[SUPPLIED DATA]
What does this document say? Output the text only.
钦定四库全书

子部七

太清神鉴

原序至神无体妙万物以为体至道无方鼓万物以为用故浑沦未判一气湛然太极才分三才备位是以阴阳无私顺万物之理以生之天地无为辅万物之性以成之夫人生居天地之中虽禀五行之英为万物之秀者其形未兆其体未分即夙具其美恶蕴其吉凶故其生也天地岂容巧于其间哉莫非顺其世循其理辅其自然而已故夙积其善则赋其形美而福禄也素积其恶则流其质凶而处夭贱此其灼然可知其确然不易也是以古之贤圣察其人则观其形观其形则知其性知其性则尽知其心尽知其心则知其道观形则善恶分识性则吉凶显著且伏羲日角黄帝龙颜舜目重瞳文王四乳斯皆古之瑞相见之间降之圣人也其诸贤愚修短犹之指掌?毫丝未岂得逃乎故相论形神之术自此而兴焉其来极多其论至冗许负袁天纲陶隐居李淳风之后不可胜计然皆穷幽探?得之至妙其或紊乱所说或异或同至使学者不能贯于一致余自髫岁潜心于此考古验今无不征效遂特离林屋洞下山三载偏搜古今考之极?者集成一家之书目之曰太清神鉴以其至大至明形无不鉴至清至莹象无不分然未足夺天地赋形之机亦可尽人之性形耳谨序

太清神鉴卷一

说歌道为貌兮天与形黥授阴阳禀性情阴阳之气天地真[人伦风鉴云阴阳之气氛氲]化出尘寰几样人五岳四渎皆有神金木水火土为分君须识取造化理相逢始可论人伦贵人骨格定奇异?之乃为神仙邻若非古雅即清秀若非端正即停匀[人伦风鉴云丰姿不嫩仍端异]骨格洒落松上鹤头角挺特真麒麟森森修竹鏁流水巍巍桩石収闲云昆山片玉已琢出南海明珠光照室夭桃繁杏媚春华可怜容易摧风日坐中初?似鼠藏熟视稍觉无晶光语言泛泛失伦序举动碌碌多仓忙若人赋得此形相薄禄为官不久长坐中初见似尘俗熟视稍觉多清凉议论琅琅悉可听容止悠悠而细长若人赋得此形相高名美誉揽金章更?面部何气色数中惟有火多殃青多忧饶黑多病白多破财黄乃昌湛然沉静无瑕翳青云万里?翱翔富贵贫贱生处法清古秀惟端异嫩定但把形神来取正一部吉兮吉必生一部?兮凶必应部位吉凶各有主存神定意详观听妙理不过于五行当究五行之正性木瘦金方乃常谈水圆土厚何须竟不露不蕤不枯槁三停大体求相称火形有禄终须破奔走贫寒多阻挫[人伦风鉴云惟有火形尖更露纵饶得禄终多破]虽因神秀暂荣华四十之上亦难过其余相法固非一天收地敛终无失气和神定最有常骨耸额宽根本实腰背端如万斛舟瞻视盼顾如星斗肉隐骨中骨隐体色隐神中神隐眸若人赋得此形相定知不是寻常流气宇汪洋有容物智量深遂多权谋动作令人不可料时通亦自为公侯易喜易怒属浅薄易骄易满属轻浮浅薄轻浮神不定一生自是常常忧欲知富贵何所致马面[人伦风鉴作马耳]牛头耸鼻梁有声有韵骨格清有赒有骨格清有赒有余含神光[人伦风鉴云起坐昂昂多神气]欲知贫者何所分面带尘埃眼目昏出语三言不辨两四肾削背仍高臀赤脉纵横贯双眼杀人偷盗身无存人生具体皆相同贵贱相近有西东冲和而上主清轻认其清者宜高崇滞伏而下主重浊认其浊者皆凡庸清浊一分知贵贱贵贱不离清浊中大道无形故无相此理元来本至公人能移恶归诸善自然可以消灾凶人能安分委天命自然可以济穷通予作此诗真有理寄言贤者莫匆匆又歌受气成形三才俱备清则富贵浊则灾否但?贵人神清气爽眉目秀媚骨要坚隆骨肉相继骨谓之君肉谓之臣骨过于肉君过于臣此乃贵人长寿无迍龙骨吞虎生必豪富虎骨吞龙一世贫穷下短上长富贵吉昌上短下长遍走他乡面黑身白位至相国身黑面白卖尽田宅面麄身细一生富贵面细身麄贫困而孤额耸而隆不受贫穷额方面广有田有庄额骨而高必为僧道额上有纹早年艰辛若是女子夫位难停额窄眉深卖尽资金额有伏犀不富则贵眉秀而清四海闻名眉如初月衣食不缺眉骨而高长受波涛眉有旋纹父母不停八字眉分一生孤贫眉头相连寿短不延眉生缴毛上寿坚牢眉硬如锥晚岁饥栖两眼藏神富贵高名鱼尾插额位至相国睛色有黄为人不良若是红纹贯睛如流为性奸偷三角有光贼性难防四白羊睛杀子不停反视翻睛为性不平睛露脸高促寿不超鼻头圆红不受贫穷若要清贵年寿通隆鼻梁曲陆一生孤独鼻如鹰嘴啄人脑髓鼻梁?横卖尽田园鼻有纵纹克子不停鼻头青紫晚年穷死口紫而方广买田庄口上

[DESCRIPTION OF THE TASK]
Word for word, write out the data.

[EXERCISE RESPONSE]
What does this document say? Output the text only.
钦定四库全书

子部七

太清神鉴

原序至神无体妙万物以为体至道无方鼓万物以为用故浑沦未判一气湛然太极才分三才备位是以阴阳无私顺万物之理以生之天地无为辅万物之性以成之夫人生居天地之中虽禀五行之英为万物之秀者其形未兆其体未分即夙具其美恶蕴其吉凶故其生也天地岂容巧于其间哉莫非顺其世循其理辅其自然而已故夙积其善则赋其形美而福禄也素积其恶则流其质凶而处夭贱此其灼然可知其确然不易也是以古之贤圣察其人则观其形观其形则知其性知其性则尽知其心尽知其心则知其道观形则善恶分识性则吉凶显著且伏羲日角黄帝龙颜舜目重瞳文王四乳斯皆古之瑞相见之间降之圣人也其诸贤愚修短犹之指掌?毫丝未岂得逃乎故相论形神之术自此而兴焉其来极多其论至冗许负袁天纲陶隐居李淳风之后不可胜计然皆穷幽探?得之至妙其或紊乱所说或异或同至使学者不能贯于一致余自髫岁潜心于此考古验今无不征效遂特离林屋洞下山三载偏搜古今考之极?者集成一家之书目之曰太清神鉴以其至大至明形无不鉴至清至莹象无不分然未足夺天地赋形之机亦可尽人之性形耳谨序

太清神鉴卷一

说歌道为貌兮天与形黥授阴阳禀性情阴阳之气天地真[人伦风鉴云阴阳之气氛氲]化出尘寰几样人五岳四渎皆有神金木水火土为分君须识取造化理相逢始可论人伦贵人骨格定奇异?之乃为神仙邻若非古雅即清秀若非端正即停匀[人伦风鉴云丰姿不嫩仍端异]骨格洒落松上鹤头角挺特真麒麟森森修竹鏁流水巍巍桩石収闲云昆山片玉已琢出南海明珠光照室夭桃繁杏媚春华可怜容易摧风日坐中初?似鼠藏熟视稍觉无晶光语言泛泛失伦序举动碌碌多仓忙若人赋得此形相薄禄为官不久长坐中初见似尘俗熟视稍觉多清凉议论琅琅悉可听容止悠悠而细长若人赋得此形相高名美誉揽金章更?面部何气色数中惟有火多殃青多忧饶黑多病白多破财黄乃昌湛然沉静无瑕翳青云万里?翱翔富贵贫贱生处法清古秀惟端异嫩定但把形神来取正一部吉兮吉必生一部?兮凶必应部位吉凶各有主存神定意详观听妙理不过于五行当究五行之正性木瘦金方乃常谈水圆土厚何须竟不露不蕤不枯槁三停大体求相称火形有禄终须破奔走贫寒多阻挫[人伦风鉴云惟有火形尖更露纵饶得禄终多破]虽因神秀暂荣华四十之上亦难过其余相法固非一天收地敛终无失气和神定最有常骨耸额宽根本实腰背端如万斛舟瞻视盼顾如星斗肉隐骨中骨隐体色隐神中神隐眸若人赋得此形相定知不是寻常流气宇汪洋有容物智量深遂多权谋动作令人不可料时通亦自为公侯易喜易怒属浅薄易骄易满属轻浮浅薄轻浮神不定一生自是常常忧欲知富贵何所致马面[人伦风鉴作马耳]牛头耸鼻梁有声有韵骨格清有赒有骨格清有赒有余含神光[人伦风鉴云起坐昂昂多神气]欲知贫者何所分面带尘埃眼目昏出语三言不辨两四肾削背仍高臀赤脉纵横贯双眼杀人偷盗身无存人生具体皆相同贵贱相近有西东冲和而上主清轻认其清者宜高崇滞伏而下主重浊认其浊者皆凡庸清浊一分知贵贱贵贱不离清浊中大道无形故无相此理元来本至公人能移恶归诸善自然可以消灾凶人能安分委天命自然可以济穷通予作此诗真有理寄言贤者莫匆匆又歌受气成形三才俱备清则富贵浊则灾否但?贵人神清气爽眉目秀媚骨要坚隆骨肉相继骨谓之君肉谓之臣骨过于肉君过于臣此乃贵人长寿无迍龙骨吞虎生必豪富虎骨吞龙一世贫穷下短上长富贵吉昌上短下长遍走他乡面黑身白位至相国身黑面白卖尽田宅面麄身细一生富贵面细身麄贫困而孤额耸而隆不受贫穷额方面广有田有庄额骨而高必为僧道额上有纹早年艰辛若是女子夫位难停额窄眉深卖尽资金额有伏犀不富则贵眉秀而清四海闻名眉如初月衣食不缺眉骨而高长受波涛眉有旋纹父母不停八字眉分一生孤贫眉头相连寿短不延眉生缴毛上寿坚牢眉硬如锥晚岁饥栖两眼藏神富贵高名鱼尾插额位至相国睛色有黄为人不良若是红纹贯睛如流为性奸偷三角有光贼性难防四白羊睛杀子不停反视翻睛为性不平睛露脸高促寿不超鼻头圆红不受贫穷若要清贵年寿通隆鼻梁曲陆一生孤独鼻如鹰嘴啄人脑髓鼻梁?横卖尽田园鼻有纵纹克子不停鼻头青紫晚年穷死口紫而方广买田庄口上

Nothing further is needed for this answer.